▸ **EXERCISE PROMPT**
Reproduce every record below exactly as written, but leave out any pictures.

# Start of RECORD EXCERPTS

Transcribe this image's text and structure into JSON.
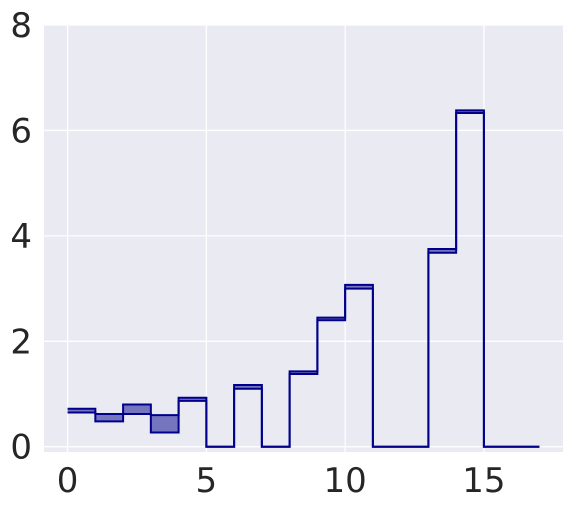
{
  "chart_data": {
    "type": "area",
    "style": "stepped fill_between (step=post) with upper and lower step outlines",
    "x": [
      0,
      1,
      2,
      3,
      4,
      5,
      6,
      7,
      8,
      9,
      10,
      11,
      12,
      13,
      14,
      15,
      16,
      17
    ],
    "series": [
      {
        "values": [
          0.72,
          0.62,
          0.8,
          0.6,
          0.93,
          0.0,
          1.17,
          0.0,
          1.43,
          2.45,
          3.07,
          0.0,
          0.0,
          3.75,
          6.38,
          0.0,
          0.0,
          0.0
        ]
      },
      {
        "values": [
          0.65,
          0.48,
          0.62,
          0.27,
          0.87,
          0.0,
          1.1,
          0.0,
          1.38,
          2.4,
          3.0,
          0.0,
          0.0,
          3.68,
          6.33,
          0.0,
          0.0,
          0.0
        ]
      }
    ],
    "xlim": [
      -0.85,
      17.85
    ],
    "ylim": [
      -0.1,
      8.0
    ],
    "xticks": [
      "0",
      "5",
      "10",
      "15"
    ],
    "yticks": [
      "0",
      "2",
      "4",
      "6",
      "8"
    ],
    "title": "",
    "xlabel": "",
    "ylabel": "",
    "grid": true,
    "colors": {
      "background": "#eaeaf2",
      "grid": "#ffffff",
      "line": "#00008b",
      "fill": "#00008b",
      "fill_opacity": 0.5,
      "text": "#262626"
    }
  }
}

# End of RECORD EXCERPTS

▸ **EXERCISE RESULT**
Transcribe this image's text and structure into JSON.
{
  "chart_data": {
    "type": "area",
    "style": "stepped fill_between (step=post) with upper and lower step outlines",
    "x": [
      0,
      1,
      2,
      3,
      4,
      5,
      6,
      7,
      8,
      9,
      10,
      11,
      12,
      13,
      14,
      15,
      16,
      17
    ],
    "series": [
      {
        "values": [
          0.72,
          0.62,
          0.8,
          0.6,
          0.93,
          0.0,
          1.17,
          0.0,
          1.43,
          2.45,
          3.07,
          0.0,
          0.0,
          3.75,
          6.38,
          0.0,
          0.0,
          0.0
        ]
      },
      {
        "values": [
          0.65,
          0.48,
          0.62,
          0.27,
          0.87,
          0.0,
          1.1,
          0.0,
          1.38,
          2.4,
          3.0,
          0.0,
          0.0,
          3.68,
          6.33,
          0.0,
          0.0,
          0.0
        ]
      }
    ],
    "xlim": [
      -0.85,
      17.85
    ],
    "ylim": [
      -0.1,
      8.0
    ],
    "xticks": [
      "0",
      "5",
      "10",
      "15"
    ],
    "yticks": [
      "0",
      "2",
      "4",
      "6",
      "8"
    ],
    "title": "",
    "xlabel": "",
    "ylabel": "",
    "grid": true,
    "colors": {
      "background": "#eaeaf2",
      "grid": "#ffffff",
      "line": "#00008b",
      "fill": "#00008b",
      "fill_opacity": 0.5,
      "text": "#262626"
    }
  }
}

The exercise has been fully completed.